Data for this task START

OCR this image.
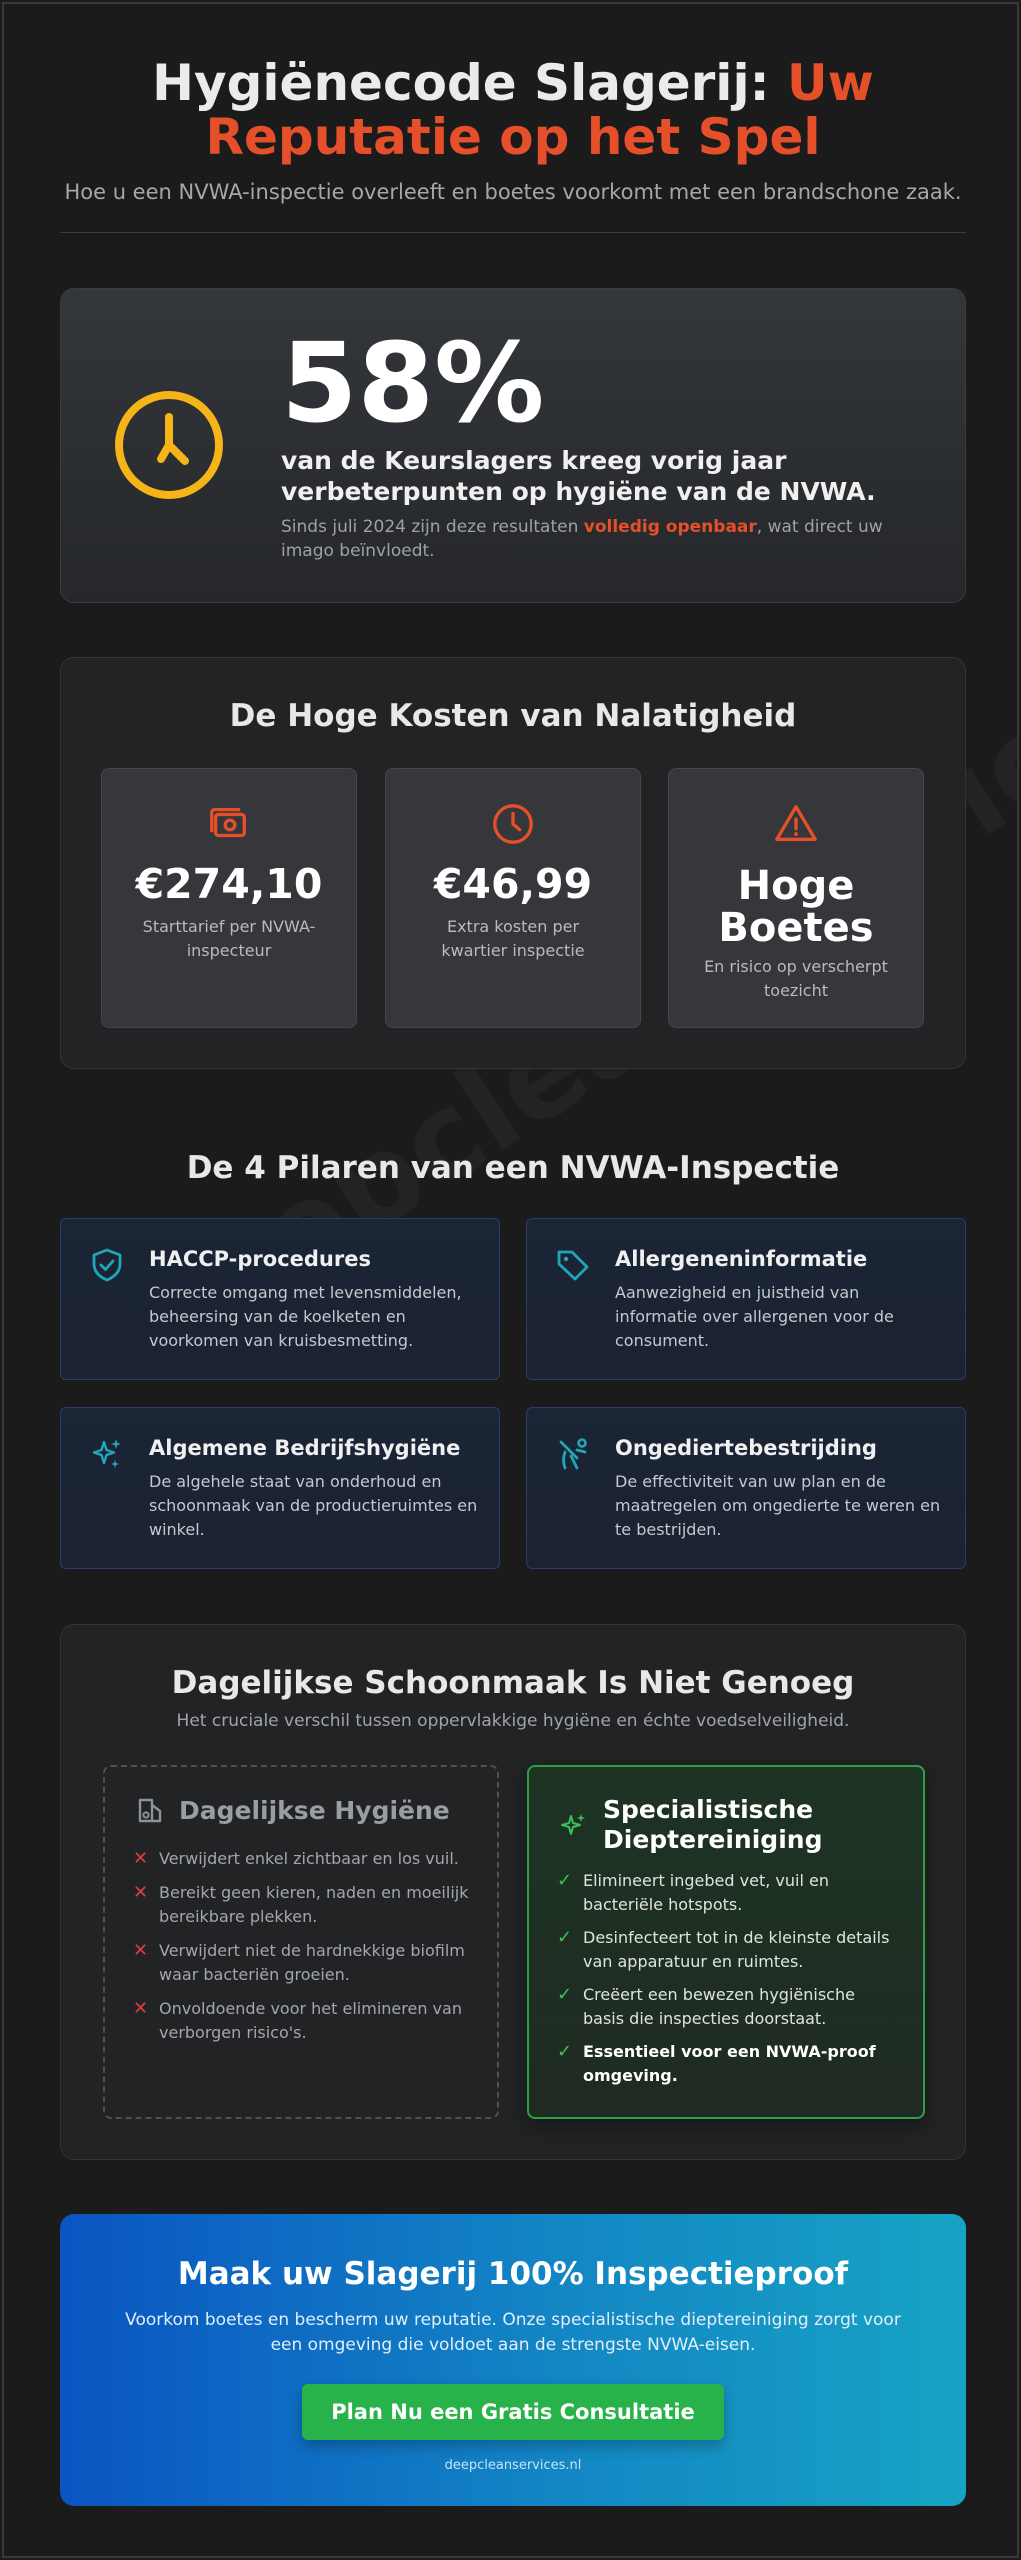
Hygiënecode Slagerij: Uw Reputatie op het Spel
Hoe u een NVWA-inspectie overleeft en boetes voorkomt met een brandschone zaak.
58%
van de Keurslagers kreeg vorig jaar verbeterpunten op hygiëne van de NVWA.
Sinds juli 2024 zijn deze resultaten volledig openbaar, wat direct uw imago beïnvloedt.
De Hoge Kosten van Nalatigheid
€274,10
Starttarief per NVWA-inspecteur
€46,99
Extra kosten per kwartier inspectie
Hoge Boetes
En risico op verscherpt toezicht
De 4 Pilaren van een NVWA-Inspectie
HACCP-procedures
Correcte omgang met levensmiddelen, beheersing van de koelketen en voorkomen van kruisbesmetting.
Allergeneninformatie
Aanwezigheid en juistheid van informatie over allergenen voor de consument.
Algemene Bedrijfshygiëne
De algehele staat van onderhoud en schoonmaak van de productieruimtes en winkel.
Ongediertebestrijding
De effectiviteit van uw plan en de maatregelen om ongedierte te weren en te bestrijden.
Dagelijkse Schoonmaak Is Niet Genoeg
Het cruciale verschil tussen oppervlakkige hygiëne en échte voedselveiligheid.
Dagelijkse Hygiëne
✕ Verwijdert enkel zichtbaar en los vuil.
✕ Bereikt geen kieren, naden en moeilijk bereikbare plekken.
✕ Verwijdert niet de hardnekkige biofilm waar bacteriën groeien.
✕ Onvoldoende voor het elimineren van verborgen risico's.
Specialistische Dieptereiniging
✓ Elimineert ingebed vet, vuil en bacteriële hotspots.
✓ Desinfecteert tot in de kleinste details van apparatuur en ruimtes.
✓ Creëert een bewezen hygiënische basis die inspecties doorstaat.
✓ Essentieel voor een NVWA-proof omgeving.
Maak uw Slagerij 100% Inspectieproof
Voorkom boetes en bescherm uw reputatie. Onze specialistische dieptereiniging zorgt voor een omgeving die voldoet aan de strengste NVWA-eisen.
Plan Nu een Gratis Consultatie
deepcleanservices.nl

Data for this task END

Problem: Could you return each entry word for word, with the images omitted?

Solution below:
OCR this image.
Hygiënecode Slagerij: Uw Reputatie op het Spel
Hoe u een NVWA-inspectie overleeft en boetes voorkomt met een brandschone zaak.
58%
van de Keurslagers kreeg vorig jaar verbeterpunten op hygiëne van de NVWA.
Sinds juli 2024 zijn deze resultaten volledig openbaar, wat direct uw imago beïnvloedt.
De Hoge Kosten van Nalatigheid
€274,10
Starttarief per NVWA-inspecteur
€46,99
Extra kosten per kwartier inspectie
Hoge Boetes
En risico op verscherpt toezicht
De 4 Pilaren van een NVWA-Inspectie
HACCP-procedures
Correcte omgang met levensmiddelen, beheersing van de koelketen en voorkomen van kruisbesmetting.
Allergeneninformatie
Aanwezigheid en juistheid van informatie over allergenen voor de consument.
Algemene Bedrijfshygiëne
De algehele staat van onderhoud en schoonmaak van de productieruimtes en winkel.
Ongediertebestrijding
De effectiviteit van uw plan en de maatregelen om ongedierte te weren en te bestrijden.
Dagelijkse Schoonmaak Is Niet Genoeg
Het cruciale verschil tussen oppervlakkige hygiëne en échte voedselveiligheid.
Dagelijkse Hygiëne
✕ Verwijdert enkel zichtbaar en los vuil.
✕ Bereikt geen kieren, naden en moeilijk bereikbare plekken.
✕ Verwijdert niet de hardnekkige biofilm waar bacteriën groeien.
✕ Onvoldoende voor het elimineren van verborgen risico's.
Specialistische Dieptereiniging
✓ Elimineert ingebed vet, vuil en bacteriële hotspots.
✓ Desinfecteert tot in de kleinste details van apparatuur en ruimtes.
✓ Creëert een bewezen hygiënische basis die inspecties doorstaat.
✓ Essentieel voor een NVWA-proof omgeving.
Maak uw Slagerij 100% Inspectieproof
Voorkom boetes en bescherm uw reputatie. Onze specialistische dieptereiniging zorgt voor een omgeving die voldoet aan de strengste NVWA-eisen.
Plan Nu een Gratis Consultatie
deepcleanservices.nl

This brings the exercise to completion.